The exercise:
Where a line of the material contains the string "Джафара", copy that line.

A run of records:
[Start]

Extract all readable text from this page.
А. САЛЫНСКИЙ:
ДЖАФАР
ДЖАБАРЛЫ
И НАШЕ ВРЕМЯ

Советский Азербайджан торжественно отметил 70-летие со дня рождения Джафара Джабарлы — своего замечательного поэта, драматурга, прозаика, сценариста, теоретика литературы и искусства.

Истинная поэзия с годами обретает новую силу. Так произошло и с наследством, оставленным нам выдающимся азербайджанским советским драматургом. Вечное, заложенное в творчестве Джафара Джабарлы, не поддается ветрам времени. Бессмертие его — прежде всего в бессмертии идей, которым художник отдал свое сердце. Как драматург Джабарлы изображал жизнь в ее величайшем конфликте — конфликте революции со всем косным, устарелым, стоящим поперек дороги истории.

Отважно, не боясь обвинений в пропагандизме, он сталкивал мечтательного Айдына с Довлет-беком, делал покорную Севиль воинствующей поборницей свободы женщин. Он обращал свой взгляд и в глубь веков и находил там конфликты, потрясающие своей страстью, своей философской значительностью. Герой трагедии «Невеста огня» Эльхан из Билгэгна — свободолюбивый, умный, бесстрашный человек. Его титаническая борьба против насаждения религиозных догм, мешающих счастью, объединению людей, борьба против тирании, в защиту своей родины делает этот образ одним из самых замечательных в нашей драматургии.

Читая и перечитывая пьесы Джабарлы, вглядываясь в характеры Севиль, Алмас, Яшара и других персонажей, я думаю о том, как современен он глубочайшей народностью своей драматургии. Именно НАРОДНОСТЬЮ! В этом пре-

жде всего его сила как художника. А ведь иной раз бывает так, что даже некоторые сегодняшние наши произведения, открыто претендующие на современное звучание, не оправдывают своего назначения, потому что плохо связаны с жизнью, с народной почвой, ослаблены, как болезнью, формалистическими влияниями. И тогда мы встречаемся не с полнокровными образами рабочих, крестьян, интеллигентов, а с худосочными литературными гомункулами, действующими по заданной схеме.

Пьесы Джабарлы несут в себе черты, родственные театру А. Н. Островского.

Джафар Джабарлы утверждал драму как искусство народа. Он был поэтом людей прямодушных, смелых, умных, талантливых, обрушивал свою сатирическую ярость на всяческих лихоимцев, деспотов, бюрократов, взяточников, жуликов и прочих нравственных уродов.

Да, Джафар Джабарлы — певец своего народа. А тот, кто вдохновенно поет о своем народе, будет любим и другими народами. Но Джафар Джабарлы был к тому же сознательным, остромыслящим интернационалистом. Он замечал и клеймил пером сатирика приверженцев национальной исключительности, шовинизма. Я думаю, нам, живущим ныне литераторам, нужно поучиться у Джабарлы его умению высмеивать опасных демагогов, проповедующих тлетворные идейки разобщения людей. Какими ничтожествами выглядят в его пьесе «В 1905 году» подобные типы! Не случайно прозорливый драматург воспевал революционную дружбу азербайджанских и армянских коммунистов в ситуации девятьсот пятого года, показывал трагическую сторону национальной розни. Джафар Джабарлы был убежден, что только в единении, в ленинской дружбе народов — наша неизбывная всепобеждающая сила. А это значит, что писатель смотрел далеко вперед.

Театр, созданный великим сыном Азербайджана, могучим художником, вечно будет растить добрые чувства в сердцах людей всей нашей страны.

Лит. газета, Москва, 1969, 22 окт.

[End]

Complete output:
Советский Азербайджан торжественно отметил 70-летие со дня рождения Джафара Джабарлы — своего замечательного поэта, драматурга, прозаика, сценариста, теоретика литературы и искусства.
Истинная поэзия с годами обретает новую силу. Так произошло и с наследством, оставленным нам выдающимся азербайджанским советским драматургом. Вечное, заложенное в творчестве Джафара Джабарлы, не поддается ветрам времени. Бессмертие его — прежде всего в бессмертии идей, которым художник отдал свое сердце. Как драматург Джабарлы изображал жизнь в ее величайшем конфликте — конфликте революции со всем косным, устарелым, стоящим поперек дороги истории.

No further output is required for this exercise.